Aim ▸ Gather each line containing the string "that" from these entries.

>> Start Extracted material

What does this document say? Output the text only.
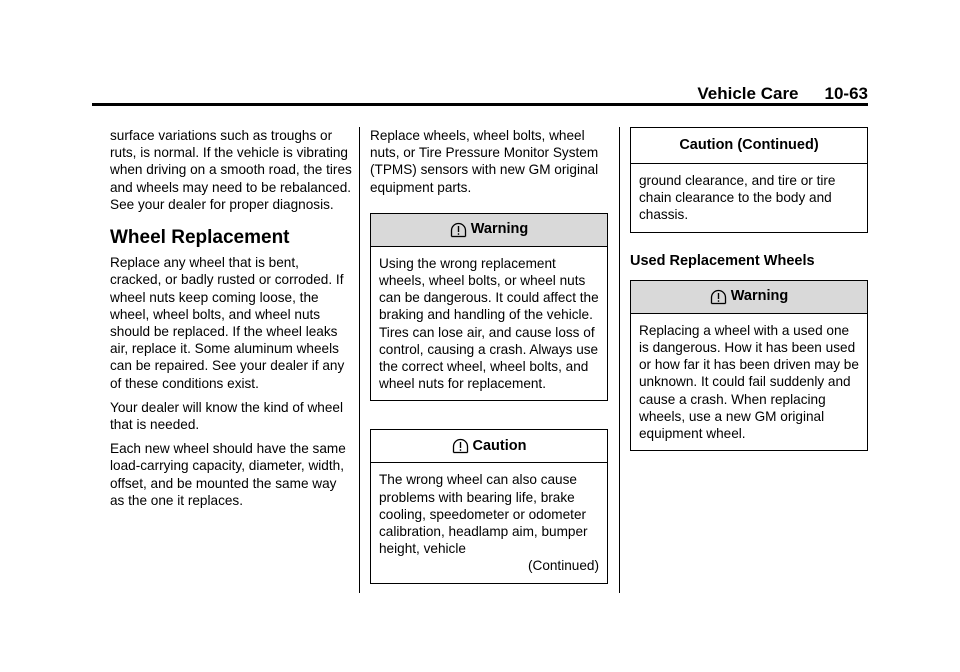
Vehicle Care 10-63

surface variations such as troughs or ruts, is normal. If the vehicle is vibrating when driving on a smooth road, the tires and wheels may need to be rebalanced. See your dealer for proper diagnosis.

Wheel Replacement

Replace any wheel that is bent, cracked, or badly rusted or corroded. If wheel nuts keep coming loose, the wheel, wheel bolts, and wheel nuts should be replaced. If the wheel leaks air, replace it. Some aluminum wheels can be repaired. See your dealer if any of these conditions exist.

Your dealer will know the kind of wheel that is needed.

Each new wheel should have the same load-carrying capacity, diameter, width, offset, and be mounted the same way as the one it replaces.

Replace wheels, wheel bolts, wheel nuts, or Tire Pressure Monitor System (TPMS) sensors with new GM original equipment parts.

Warning
Using the wrong replacement wheels, wheel bolts, or wheel nuts can be dangerous. It could affect the braking and handling of the vehicle. Tires can lose air, and cause loss of control, causing a crash. Always use the correct wheel, wheel bolts, and wheel nuts for replacement.
Caution
The wrong wheel can also cause problems with bearing life, brake cooling, speedometer or odometer calibration, headlamp aim, bumper height, vehicle
(Continued)
Caution (Continued)
ground clearance, and tire or tire chain clearance to the body and chassis.
Used Replacement Wheels
Warning
Replacing a wheel with a used one is dangerous. How it has been used or how far it has been driven may be unknown. It could fail suddenly and cause a crash. When replacing wheels, use a new GM original equipment wheel.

>> End Extracted material

Solution for this exercise ▸
Replace any wheel that is bent, cracked, or badly rusted or corroded. If wheel nuts keep coming loose, the wheel, wheel bolts, and wheel nuts should be replaced. If the wheel leaks air, replace it. Some aluminum wheels can be repaired. See your dealer if any of these conditions exist.
Your dealer will know the kind of wheel that is needed.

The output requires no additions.